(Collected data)

============

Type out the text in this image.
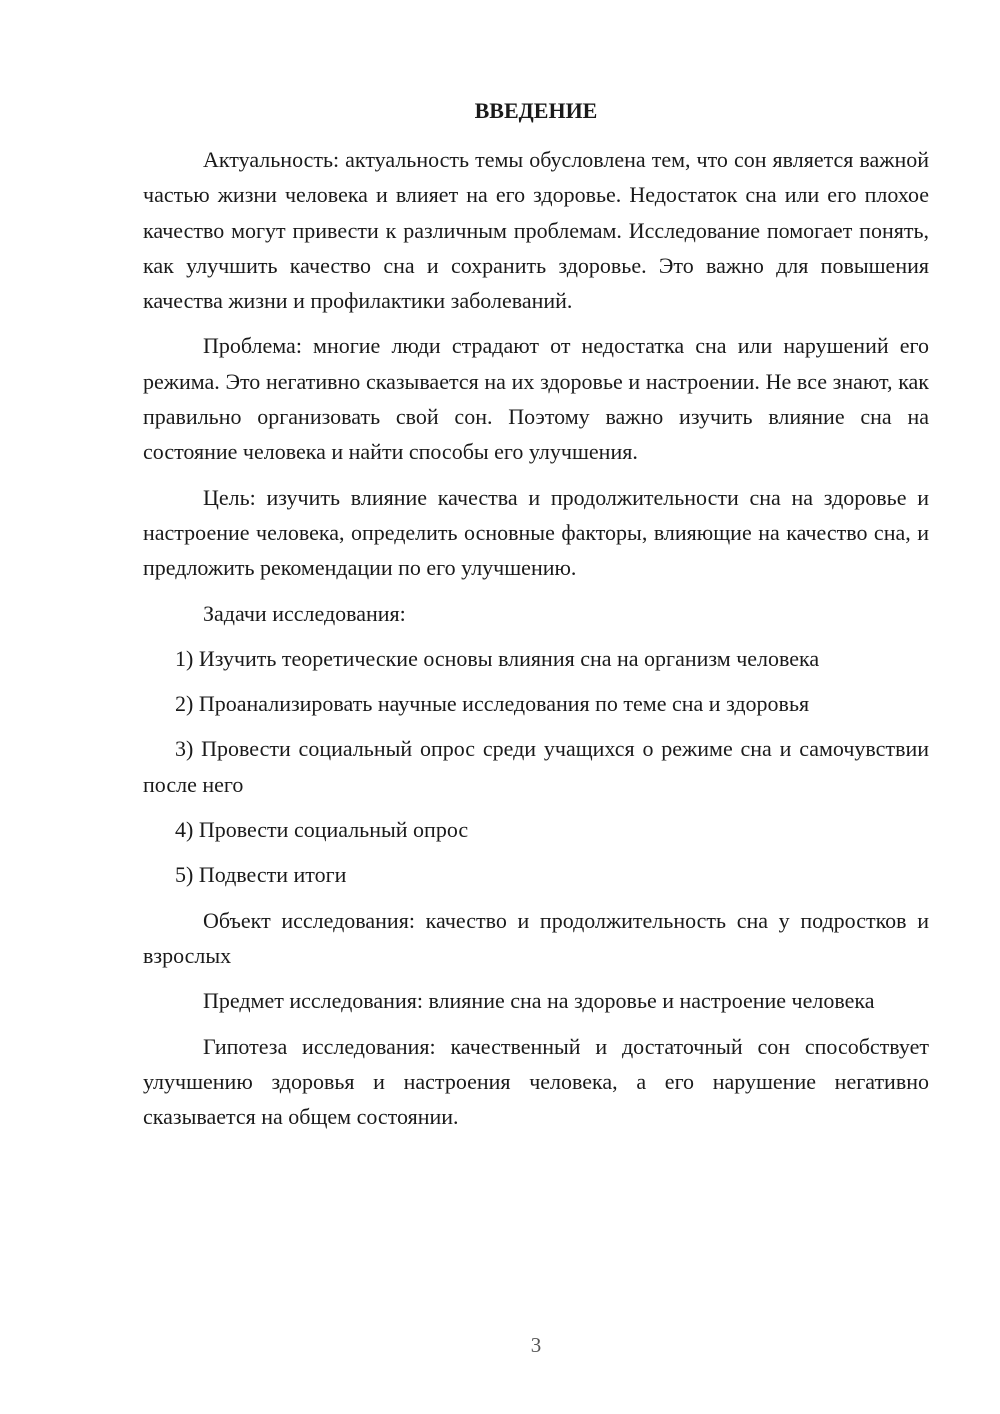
ВВЕДЕНИЕ

Актуальность: актуальность темы обусловлена тем, что сон является важной частью жизни человека и влияет на его здоровье. Недостаток сна или его плохое качество могут привести к различным проблемам. Исследование помогает понять, как улучшить качество сна и сохранить здоровье. Это важно для повышения качества жизни и профилактики заболеваний.

Проблема: многие люди страдают от недостатка сна или нарушений его режима. Это негативно сказывается на их здоровье и настроении. Не все знают, как правильно организовать свой сон. Поэтому важно изучить влияние сна на состояние человека и найти способы его улучшения.

Цель: изучить влияние качества и продолжительности сна на здоровье и настроение человека, определить основные факторы, влияющие на качество сна, и предложить рекомендации по его улучшению.

Задачи исследования:

1) Изучить теоретические основы влияния сна на организм человека

2) Проанализировать научные исследования по теме сна и здоровья

3) Провести социальный опрос среди учащихся о режиме сна и самочувствии после него

4) Провести социальный опрос

5) Подвести итоги

Объект исследования: качество и продолжительность сна у подростков и взрослых

Предмет исследования: влияние сна на здоровье и настроение человека

Гипотеза исследования: качественный и достаточный сон способствует улучшению здоровья и настроения человека, а его нарушение негативно сказывается на общем состоянии.

3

============

Exercise directions: Search the data for "качества" and list every line in which it occurs.

Answer below:
Актуальность: актуальность темы обусловлена тем, что сон является важной частью жизни человека и влияет на его здоровье. Недостаток сна или его плохое качество могут привести к различным проблемам. Исследование помогает понять, как улучшить качество сна и сохранить здоровье. Это важно для повышения качества жизни и профилактики заболеваний.
Цель: изучить влияние качества и продолжительности сна на здоровье и настроение человека, определить основные факторы, влияющие на качество сна, и предложить рекомендации по его улучшению.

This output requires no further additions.